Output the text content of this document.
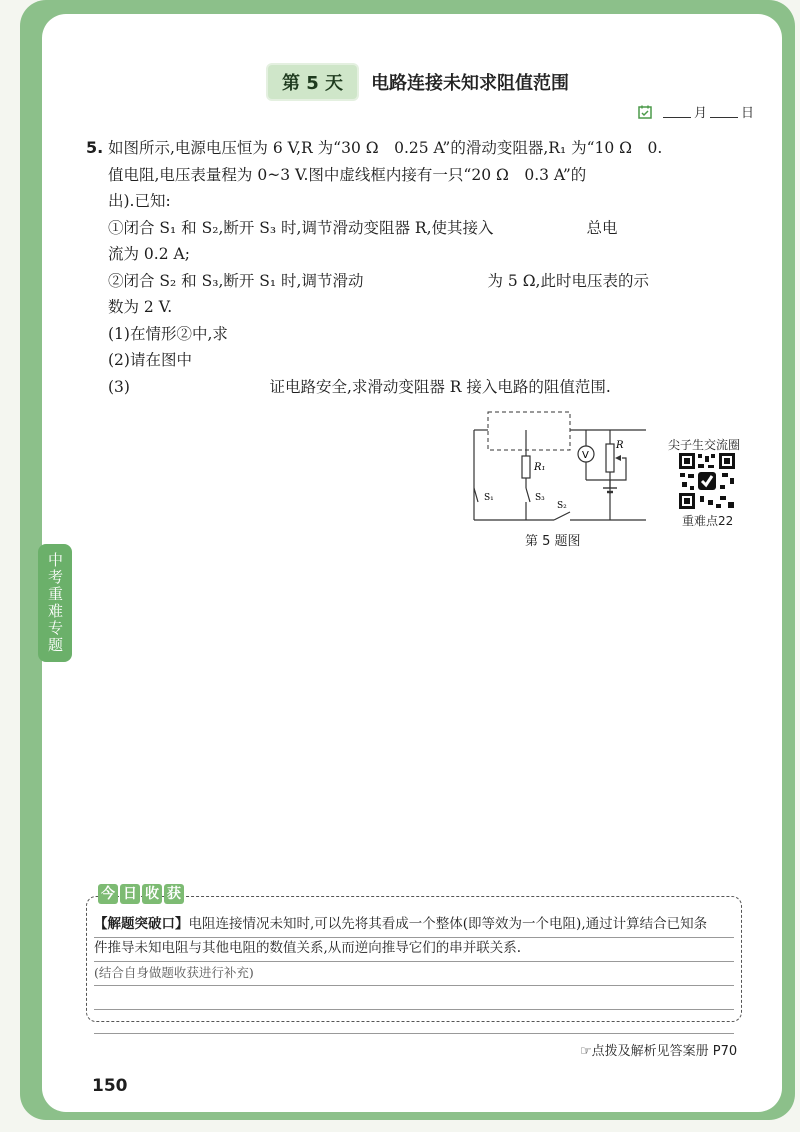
中考重难专题
第 5 天	电路连接未知求阻值范围
月	日
5. 如图所示,电源电压恒为 6 V,R 为“30 Ω　0.25 A”的滑动变阻器,R₁ 为“10 Ω　0.
值电阻,电压表量程为 0~3 V.图中虚线框内接有一只“20 Ω　0.3 A”的
出).已知:
①闭合 S₁ 和 S₂,断开 S₃ 时,调节滑动变阻器 R,使其接入　　　　　　总电
流为 0.2 A;
②闭合 S₂ 和 S₃,断开 S₁ 时,调节滑动　　　　　　　　为 5 Ω,此时电压表的示
数为 2 V.
(1)在情形②中,求
(2)请在图中
(3)　　　　　　　　　证电路安全,求滑动变阻器 R 接入电路的阻值范围.
R₁
S₃
S₁
S₂
R
V
第 5 题图
尖子生交流圈
重难点22
今 日 收 获
【解题突破口】电阻连接情况未知时,可以先将其看成一个整体(即等效为一个电阻),通过计算结合已知条
件推导未知电阻与其他电阻的数值关系,从而逆向推导它们的串并联关系.
(结合自身做题收获进行补充)
☞点拨及解析见答案册 P70
150
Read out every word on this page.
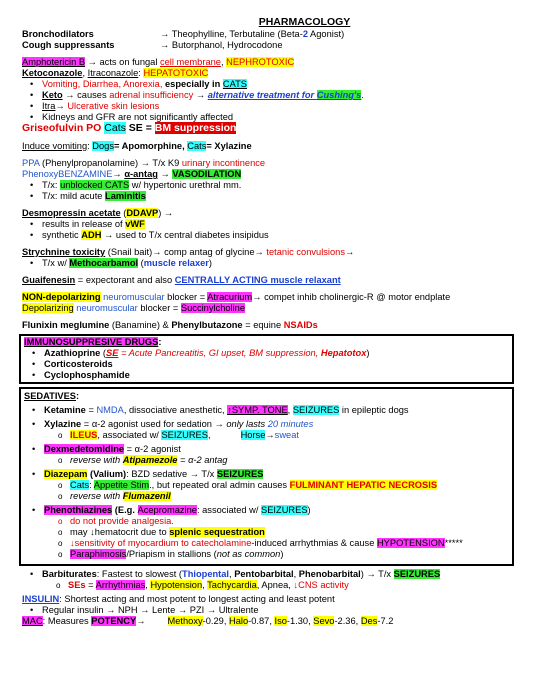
PHARMACOLOGY
Bronchodilators	→ Theophylline, Terbutaline (Beta-2 Agonist)
Cough suppressants	→ Butorphanol, Hydrocodone
Amphotericin B → acts on fungal cell membrane, NEPHROTOXIC
Ketoconazole, Itraconazole: HEPATOTOXIC
• Vomiting, Diarrhea, Anorexia, especially in CATS
• Keto → causes adrenal insufficiency → alternative treatment for Cushing's.
• Itra→ Ulcerative skin lesions
• Kidneys and GFR are not significantly affected
Griseofulvin PO Cats SE = BM suppression
Induce vomiting: Dogs= Apomorphine, Cats= Xylazine
PPA (Phenylpropanolamine) → T/x K9 urinary incontinence
PhenoxyBENZAMINE→ α-antag → VASODILATION
• T/x: unblocked CATS w/ hypertonic urethral mm.
• T/x: mild acute Laminitis
Desmopressin acetate (DDAVP) →
• results in release of vWF
• synthetic ADH → used to T/x central diabetes insipidus
Strychnine toxicity (Snail bait)→ comp antag of glycine→ tetanic convulsions→
• T/x w/ Methocarbamol (muscle relaxer)
Guaifenesin = expectorant and also CENTRALLY ACTING muscle relaxant
NON-depolarizing neuromuscular blocker = Atracurium→ compet inhib cholinergic-R @ motor endplate
Depolarizing neuromuscular blocker = Succinylcholine
Flunixin meglumine (Banamine) & Phenylbutazone = equine NSAIDs
IMMUNOSUPPRESIVE DRUGS:
• Azathioprine (SE = Acute Pancreatitis, GI upset, BM suppression, Hepatotox)
• Corticosteroids
• Cyclophosphamide
SEDATIVES:
• Ketamine = NMDA, dissociative anesthetic, ↑SYMP. TONE, SEIZURES in epileptic dogs
• Xylazine = α-2 agonist used for sedation → only lasts 20 minutes
o ILEUS, associated w/ SEIZURES,	Horse→sweat
• Dexmedetomidine = α-2 agonist
o reverse with Atipamezole = α-2 antag
• Diazepam (Valium): BZD sedative → T/x SEIZURES
o Cats: Appetite Stim., but repeated oral admin causes FULMINANT HEPATIC NECROSIS
o reverse with Flumazenil
• Phenothiazines (E.g. Acepromazine: associated w/ SEIZURES)
o do not provide analgesia.
o may ↓hematocrit due to splenic sequestration
o ↓sensitivity of myocardium to catecholamine-induced arrhythmias & cause HYPOTENSION*****
o Paraphimosis/Priapism in stallions (not as common)
• Barbiturates: Fastest to slowest (Thiopental, Pentobarbital, Phenobarbital) → T/x SEIZURES
o SEs = Arrhythmias, Hypotension, Tachycardia, Apnea, ↓CNS activity
INSULIN: Shortest acting and most potent to longest acting and least potent
• Regular insulin → NPH → Lente → PZI → Ultralente
MAC: Measures POTENCY→ Methoxy-0.29, Halo-0.87, Iso-1.30, Sevo-2.36, Des-7.2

WRITTEN EXERCISE:
Find how many lines in the listing contain the word "suppression" and give that count alone.

EXERCISE ANSWER:
2